>> Begin Working data
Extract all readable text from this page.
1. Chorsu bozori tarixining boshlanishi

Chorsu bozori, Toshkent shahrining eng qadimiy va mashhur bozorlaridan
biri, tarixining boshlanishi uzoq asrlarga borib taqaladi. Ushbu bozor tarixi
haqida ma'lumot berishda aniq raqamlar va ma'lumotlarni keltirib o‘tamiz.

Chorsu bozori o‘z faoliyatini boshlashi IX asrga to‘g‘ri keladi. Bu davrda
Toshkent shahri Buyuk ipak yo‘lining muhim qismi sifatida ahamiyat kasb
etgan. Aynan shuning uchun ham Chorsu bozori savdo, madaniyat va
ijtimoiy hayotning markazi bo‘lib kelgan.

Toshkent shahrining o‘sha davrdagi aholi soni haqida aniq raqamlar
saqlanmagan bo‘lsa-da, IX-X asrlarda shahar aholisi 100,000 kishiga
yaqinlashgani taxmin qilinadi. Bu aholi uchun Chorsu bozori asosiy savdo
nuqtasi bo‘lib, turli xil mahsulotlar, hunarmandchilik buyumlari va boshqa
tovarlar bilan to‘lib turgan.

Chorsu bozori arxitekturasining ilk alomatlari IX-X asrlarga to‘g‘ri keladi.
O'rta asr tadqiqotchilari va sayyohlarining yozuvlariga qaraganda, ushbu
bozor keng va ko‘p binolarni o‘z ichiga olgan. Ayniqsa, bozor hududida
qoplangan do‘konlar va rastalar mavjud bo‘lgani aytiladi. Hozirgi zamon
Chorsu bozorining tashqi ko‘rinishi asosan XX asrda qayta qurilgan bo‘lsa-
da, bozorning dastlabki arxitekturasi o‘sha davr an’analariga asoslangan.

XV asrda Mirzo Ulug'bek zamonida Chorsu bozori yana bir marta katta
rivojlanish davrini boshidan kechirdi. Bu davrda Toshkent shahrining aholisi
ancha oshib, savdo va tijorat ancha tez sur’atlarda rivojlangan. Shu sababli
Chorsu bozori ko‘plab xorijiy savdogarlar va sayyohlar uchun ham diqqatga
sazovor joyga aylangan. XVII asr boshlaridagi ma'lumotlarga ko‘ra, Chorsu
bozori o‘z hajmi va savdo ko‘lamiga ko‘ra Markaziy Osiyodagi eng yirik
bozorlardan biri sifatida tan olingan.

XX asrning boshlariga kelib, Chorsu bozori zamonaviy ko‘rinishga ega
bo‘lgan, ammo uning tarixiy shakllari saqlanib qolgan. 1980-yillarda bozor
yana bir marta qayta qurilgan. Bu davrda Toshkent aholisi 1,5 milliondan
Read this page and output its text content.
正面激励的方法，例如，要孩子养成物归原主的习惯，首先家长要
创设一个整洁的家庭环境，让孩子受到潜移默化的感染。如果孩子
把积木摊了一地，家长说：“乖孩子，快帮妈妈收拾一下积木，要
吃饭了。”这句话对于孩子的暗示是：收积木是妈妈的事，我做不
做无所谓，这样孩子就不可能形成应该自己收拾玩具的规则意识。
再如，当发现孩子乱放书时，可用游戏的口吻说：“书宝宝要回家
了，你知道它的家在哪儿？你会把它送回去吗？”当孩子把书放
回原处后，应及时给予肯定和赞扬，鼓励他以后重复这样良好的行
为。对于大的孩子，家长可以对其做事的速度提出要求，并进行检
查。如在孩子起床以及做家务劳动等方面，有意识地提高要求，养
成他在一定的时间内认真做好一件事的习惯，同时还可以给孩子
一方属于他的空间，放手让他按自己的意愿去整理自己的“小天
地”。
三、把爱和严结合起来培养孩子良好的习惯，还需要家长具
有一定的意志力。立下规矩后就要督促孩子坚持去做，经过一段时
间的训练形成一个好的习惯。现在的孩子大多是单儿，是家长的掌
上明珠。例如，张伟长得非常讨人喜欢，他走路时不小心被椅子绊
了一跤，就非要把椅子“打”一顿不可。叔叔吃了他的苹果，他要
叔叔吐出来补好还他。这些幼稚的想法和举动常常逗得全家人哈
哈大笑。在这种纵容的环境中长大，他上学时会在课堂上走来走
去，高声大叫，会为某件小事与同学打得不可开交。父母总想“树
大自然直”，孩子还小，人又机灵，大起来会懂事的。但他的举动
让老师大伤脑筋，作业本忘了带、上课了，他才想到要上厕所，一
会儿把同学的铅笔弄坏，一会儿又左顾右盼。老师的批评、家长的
>> End Working data
* **The request**
Return exactly, and only, the line containing "Read this page and output its text content." and every line after it through the end of the material.

* **Solved problem**
Read this page and output its text content.
正面激励的方法，例如，要孩子养成物归原主的习惯，首先家长要
创设一个整洁的家庭环境，让孩子受到潜移默化的感染。如果孩子
把积木摊了一地，家长说：“乖孩子，快帮妈妈收拾一下积木，要
吃饭了。”这句话对于孩子的暗示是：收积木是妈妈的事，我做不
做无所谓，这样孩子就不可能形成应该自己收拾玩具的规则意识。
再如，当发现孩子乱放书时，可用游戏的口吻说：“书宝宝要回家
了，你知道它的家在哪儿？你会把它送回去吗？”当孩子把书放
回原处后，应及时给予肯定和赞扬，鼓励他以后重复这样良好的行
为。对于大的孩子，家长可以对其做事的速度提出要求，并进行检
查。如在孩子起床以及做家务劳动等方面，有意识地提高要求，养
成他在一定的时间内认真做好一件事的习惯，同时还可以给孩子
一方属于他的空间，放手让他按自己的意愿去整理自己的“小天
地”。
三、把爱和严结合起来培养孩子良好的习惯，还需要家长具
有一定的意志力。立下规矩后就要督促孩子坚持去做，经过一段时
间的训练形成一个好的习惯。现在的孩子大多是单儿，是家长的掌
上明珠。例如，张伟长得非常讨人喜欢，他走路时不小心被椅子绊
了一跤，就非要把椅子“打”一顿不可。叔叔吃了他的苹果，他要
叔叔吐出来补好还他。这些幼稚的想法和举动常常逗得全家人哈
哈大笑。在这种纵容的环境中长大，他上学时会在课堂上走来走
去，高声大叫，会为某件小事与同学打得不可开交。父母总想“树
大自然直”，孩子还小，人又机灵，大起来会懂事的。但他的举动
让老师大伤脑筋，作业本忘了带、上课了，他才想到要上厕所，一
会儿把同学的铅笔弄坏，一会儿又左顾右盼。老师的批评、家长的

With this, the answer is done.